* begin *
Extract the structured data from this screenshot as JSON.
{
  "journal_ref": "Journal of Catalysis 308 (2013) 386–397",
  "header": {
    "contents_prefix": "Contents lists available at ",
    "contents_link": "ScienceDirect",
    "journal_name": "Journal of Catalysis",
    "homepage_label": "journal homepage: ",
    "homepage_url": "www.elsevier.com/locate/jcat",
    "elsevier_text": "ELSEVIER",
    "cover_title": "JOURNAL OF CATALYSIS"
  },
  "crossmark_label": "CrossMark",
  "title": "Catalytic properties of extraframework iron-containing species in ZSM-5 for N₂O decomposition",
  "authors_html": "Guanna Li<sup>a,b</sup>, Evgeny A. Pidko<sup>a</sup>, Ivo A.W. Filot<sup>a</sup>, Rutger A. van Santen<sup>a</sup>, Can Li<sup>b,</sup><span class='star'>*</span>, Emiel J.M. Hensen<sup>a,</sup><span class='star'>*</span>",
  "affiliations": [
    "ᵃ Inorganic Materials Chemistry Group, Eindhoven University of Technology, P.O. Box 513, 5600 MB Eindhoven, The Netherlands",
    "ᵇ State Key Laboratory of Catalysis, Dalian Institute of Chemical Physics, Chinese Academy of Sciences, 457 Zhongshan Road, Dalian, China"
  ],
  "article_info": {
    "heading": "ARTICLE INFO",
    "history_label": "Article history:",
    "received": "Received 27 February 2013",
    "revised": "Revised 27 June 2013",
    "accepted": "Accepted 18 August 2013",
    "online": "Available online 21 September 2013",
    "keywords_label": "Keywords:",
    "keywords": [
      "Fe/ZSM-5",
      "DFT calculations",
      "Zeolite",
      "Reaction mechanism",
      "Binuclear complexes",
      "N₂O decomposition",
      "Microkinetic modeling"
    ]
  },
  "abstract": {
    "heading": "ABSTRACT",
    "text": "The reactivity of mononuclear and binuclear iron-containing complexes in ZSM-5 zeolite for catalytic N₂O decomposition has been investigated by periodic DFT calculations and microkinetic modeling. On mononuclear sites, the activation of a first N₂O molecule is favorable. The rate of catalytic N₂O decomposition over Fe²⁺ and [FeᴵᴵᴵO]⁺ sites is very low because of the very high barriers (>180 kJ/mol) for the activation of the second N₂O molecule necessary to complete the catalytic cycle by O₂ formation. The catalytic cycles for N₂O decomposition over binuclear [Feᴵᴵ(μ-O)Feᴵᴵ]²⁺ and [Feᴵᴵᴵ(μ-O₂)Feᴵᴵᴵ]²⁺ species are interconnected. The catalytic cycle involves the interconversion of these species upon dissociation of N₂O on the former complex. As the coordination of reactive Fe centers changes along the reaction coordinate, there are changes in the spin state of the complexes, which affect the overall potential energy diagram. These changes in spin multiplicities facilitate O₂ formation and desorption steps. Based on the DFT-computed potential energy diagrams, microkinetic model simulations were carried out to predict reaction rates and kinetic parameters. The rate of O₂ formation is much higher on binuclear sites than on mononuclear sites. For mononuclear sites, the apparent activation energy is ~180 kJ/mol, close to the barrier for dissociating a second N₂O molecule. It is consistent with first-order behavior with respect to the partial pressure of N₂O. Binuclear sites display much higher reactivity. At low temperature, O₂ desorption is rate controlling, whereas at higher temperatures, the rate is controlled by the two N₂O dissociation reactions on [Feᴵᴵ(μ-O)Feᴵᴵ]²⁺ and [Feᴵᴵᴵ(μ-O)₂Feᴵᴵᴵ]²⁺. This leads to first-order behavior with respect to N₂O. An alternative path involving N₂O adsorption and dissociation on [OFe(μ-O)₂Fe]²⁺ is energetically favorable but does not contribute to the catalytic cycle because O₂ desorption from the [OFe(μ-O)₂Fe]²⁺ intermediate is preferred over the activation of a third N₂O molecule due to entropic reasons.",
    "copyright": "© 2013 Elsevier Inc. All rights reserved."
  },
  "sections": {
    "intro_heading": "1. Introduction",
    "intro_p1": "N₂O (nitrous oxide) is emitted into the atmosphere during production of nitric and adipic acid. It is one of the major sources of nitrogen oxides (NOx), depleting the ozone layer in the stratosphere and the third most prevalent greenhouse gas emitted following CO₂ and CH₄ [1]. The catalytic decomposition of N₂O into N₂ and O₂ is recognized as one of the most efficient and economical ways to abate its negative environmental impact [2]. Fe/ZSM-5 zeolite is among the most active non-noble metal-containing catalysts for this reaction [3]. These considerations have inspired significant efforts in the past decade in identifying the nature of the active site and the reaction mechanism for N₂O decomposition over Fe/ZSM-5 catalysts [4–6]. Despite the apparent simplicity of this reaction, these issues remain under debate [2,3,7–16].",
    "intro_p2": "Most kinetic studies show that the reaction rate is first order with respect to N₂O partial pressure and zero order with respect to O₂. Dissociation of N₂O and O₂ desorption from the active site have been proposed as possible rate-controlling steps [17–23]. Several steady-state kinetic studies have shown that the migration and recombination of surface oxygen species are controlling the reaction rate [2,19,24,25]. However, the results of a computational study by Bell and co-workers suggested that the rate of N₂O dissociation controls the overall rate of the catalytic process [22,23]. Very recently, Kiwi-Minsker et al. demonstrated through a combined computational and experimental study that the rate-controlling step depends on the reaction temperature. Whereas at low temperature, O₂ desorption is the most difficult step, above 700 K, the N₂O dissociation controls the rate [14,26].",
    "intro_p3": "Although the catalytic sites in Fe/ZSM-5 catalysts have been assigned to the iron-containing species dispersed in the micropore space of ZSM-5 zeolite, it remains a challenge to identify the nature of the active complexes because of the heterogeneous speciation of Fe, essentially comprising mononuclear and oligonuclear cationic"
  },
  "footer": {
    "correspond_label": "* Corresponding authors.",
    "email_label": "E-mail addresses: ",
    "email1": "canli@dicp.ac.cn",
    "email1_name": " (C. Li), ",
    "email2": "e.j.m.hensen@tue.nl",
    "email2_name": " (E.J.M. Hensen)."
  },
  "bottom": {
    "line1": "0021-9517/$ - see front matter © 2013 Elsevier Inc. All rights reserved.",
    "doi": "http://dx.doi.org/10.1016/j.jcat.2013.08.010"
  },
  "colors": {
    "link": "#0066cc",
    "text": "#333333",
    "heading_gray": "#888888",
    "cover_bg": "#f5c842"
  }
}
* end *
DESCRIPTION OF THE TASK — Please reproduce each record precisely as written.

EXERCISE OUTPUT —
Extract the structured data from this screenshot as JSON.
{
  "journal_ref": "Journal of Catalysis 308 (2013) 386–397",
  "header": {
    "contents_prefix": "Contents lists available at ",
    "contents_link": "ScienceDirect",
    "journal_name": "Journal of Catalysis",
    "homepage_label": "journal homepage: ",
    "homepage_url": "www.elsevier.com/locate/jcat",
    "elsevier_text": "ELSEVIER",
    "cover_title": "JOURNAL OF CATALYSIS"
  },
  "crossmark_label": "CrossMark",
  "title": "Catalytic properties of extraframework iron-containing species in ZSM-5 for N₂O decomposition",
  "authors_html": "Guanna Li<sup>a,b</sup>, Evgeny A. Pidko<sup>a</sup>, Ivo A.W. Filot<sup>a</sup>, Rutger A. van Santen<sup>a</sup>, Can Li<sup>b,</sup><span class='star'>*</span>, Emiel J.M. Hensen<sup>a,</sup><span class='star'>*</span>",
  "affiliations": [
    "ᵃ Inorganic Materials Chemistry Group, Eindhoven University of Technology, P.O. Box 513, 5600 MB Eindhoven, The Netherlands",
    "ᵇ State Key Laboratory of Catalysis, Dalian Institute of Chemical Physics, Chinese Academy of Sciences, 457 Zhongshan Road, Dalian, China"
  ],
  "article_info": {
    "heading": "ARTICLE INFO",
    "history_label": "Article history:",
    "received": "Received 27 February 2013",
    "revised": "Revised 27 June 2013",
    "accepted": "Accepted 18 August 2013",
    "online": "Available online 21 September 2013",
    "keywords_label": "Keywords:",
    "keywords": [
      "Fe/ZSM-5",
      "DFT calculations",
      "Zeolite",
      "Reaction mechanism",
      "Binuclear complexes",
      "N₂O decomposition",
      "Microkinetic modeling"
    ]
  },
  "abstract": {
    "heading": "ABSTRACT",
    "text": "The reactivity of mononuclear and binuclear iron-containing complexes in ZSM-5 zeolite for catalytic N₂O decomposition has been investigated by periodic DFT calculations and microkinetic modeling. On mononuclear sites, the activation of a first N₂O molecule is favorable. The rate of catalytic N₂O decomposition over Fe²⁺ and [FeᴵᴵᴵO]⁺ sites is very low because of the very high barriers (>180 kJ/mol) for the activation of the second N₂O molecule necessary to complete the catalytic cycle by O₂ formation. The catalytic cycles for N₂O decomposition over binuclear [Feᴵᴵ(μ-O)Feᴵᴵ]²⁺ and [Feᴵᴵᴵ(μ-O₂)Feᴵᴵᴵ]²⁺ species are interconnected. The catalytic cycle involves the interconversion of these species upon dissociation of N₂O on the former complex. As the coordination of reactive Fe centers changes along the reaction coordinate, there are changes in the spin state of the complexes, which affect the overall potential energy diagram. These changes in spin multiplicities facilitate O₂ formation and desorption steps. Based on the DFT-computed potential energy diagrams, microkinetic model simulations were carried out to predict reaction rates and kinetic parameters. The rate of O₂ formation is much higher on binuclear sites than on mononuclear sites. For mononuclear sites, the apparent activation energy is ~180 kJ/mol, close to the barrier for dissociating a second N₂O molecule. It is consistent with first-order behavior with respect to the partial pressure of N₂O. Binuclear sites display much higher reactivity. At low temperature, O₂ desorption is rate controlling, whereas at higher temperatures, the rate is controlled by the two N₂O dissociation reactions on [Feᴵᴵ(μ-O)Feᴵᴵ]²⁺ and [Feᴵᴵᴵ(μ-O)₂Feᴵᴵᴵ]²⁺. This leads to first-order behavior with respect to N₂O. An alternative path involving N₂O adsorption and dissociation on [OFe(μ-O)₂Fe]²⁺ is energetically favorable but does not contribute to the catalytic cycle because O₂ desorption from the [OFe(μ-O)₂Fe]²⁺ intermediate is preferred over the activation of a third N₂O molecule due to entropic reasons.",
    "copyright": "© 2013 Elsevier Inc. All rights reserved."
  },
  "sections": {
    "intro_heading": "1. Introduction",
    "intro_p1": "N₂O (nitrous oxide) is emitted into the atmosphere during production of nitric and adipic acid. It is one of the major sources of nitrogen oxides (NOx), depleting the ozone layer in the stratosphere and the third most prevalent greenhouse gas emitted following CO₂ and CH₄ [1]. The catalytic decomposition of N₂O into N₂ and O₂ is recognized as one of the most efficient and economical ways to abate its negative environmental impact [2]. Fe/ZSM-5 zeolite is among the most active non-noble metal-containing catalysts for this reaction [3]. These considerations have inspired significant efforts in the past decade in identifying the nature of the active site and the reaction mechanism for N₂O decomposition over Fe/ZSM-5 catalysts [4–6]. Despite the apparent simplicity of this reaction, these issues remain under debate [2,3,7–16].",
    "intro_p2": "Most kinetic studies show that the reaction rate is first order with respect to N₂O partial pressure and zero order with respect to O₂. Dissociation of N₂O and O₂ desorption from the active site have been proposed as possible rate-controlling steps [17–23]. Several steady-state kinetic studies have shown that the migration and recombination of surface oxygen species are controlling the reaction rate [2,19,24,25]. However, the results of a computational study by Bell and co-workers suggested that the rate of N₂O dissociation controls the overall rate of the catalytic process [22,23]. Very recently, Kiwi-Minsker et al. demonstrated through a combined computational and experimental study that the rate-controlling step depends on the reaction temperature. Whereas at low temperature, O₂ desorption is the most difficult step, above 700 K, the N₂O dissociation controls the rate [14,26].",
    "intro_p3": "Although the catalytic sites in Fe/ZSM-5 catalysts have been assigned to the iron-containing species dispersed in the micropore space of ZSM-5 zeolite, it remains a challenge to identify the nature of the active complexes because of the heterogeneous speciation of Fe, essentially comprising mononuclear and oligonuclear cationic"
  },
  "footer": {
    "correspond_label": "* Corresponding authors.",
    "email_label": "E-mail addresses: ",
    "email1": "canli@dicp.ac.cn",
    "email1_name": " (C. Li), ",
    "email2": "e.j.m.hensen@tue.nl",
    "email2_name": " (E.J.M. Hensen)."
  },
  "bottom": {
    "line1": "0021-9517/$ - see front matter © 2013 Elsevier Inc. All rights reserved.",
    "doi": "http://dx.doi.org/10.1016/j.jcat.2013.08.010"
  },
  "colors": {
    "link": "#0066cc",
    "text": "#333333",
    "heading_gray": "#888888",
    "cover_bg": "#f5c842"
  }
}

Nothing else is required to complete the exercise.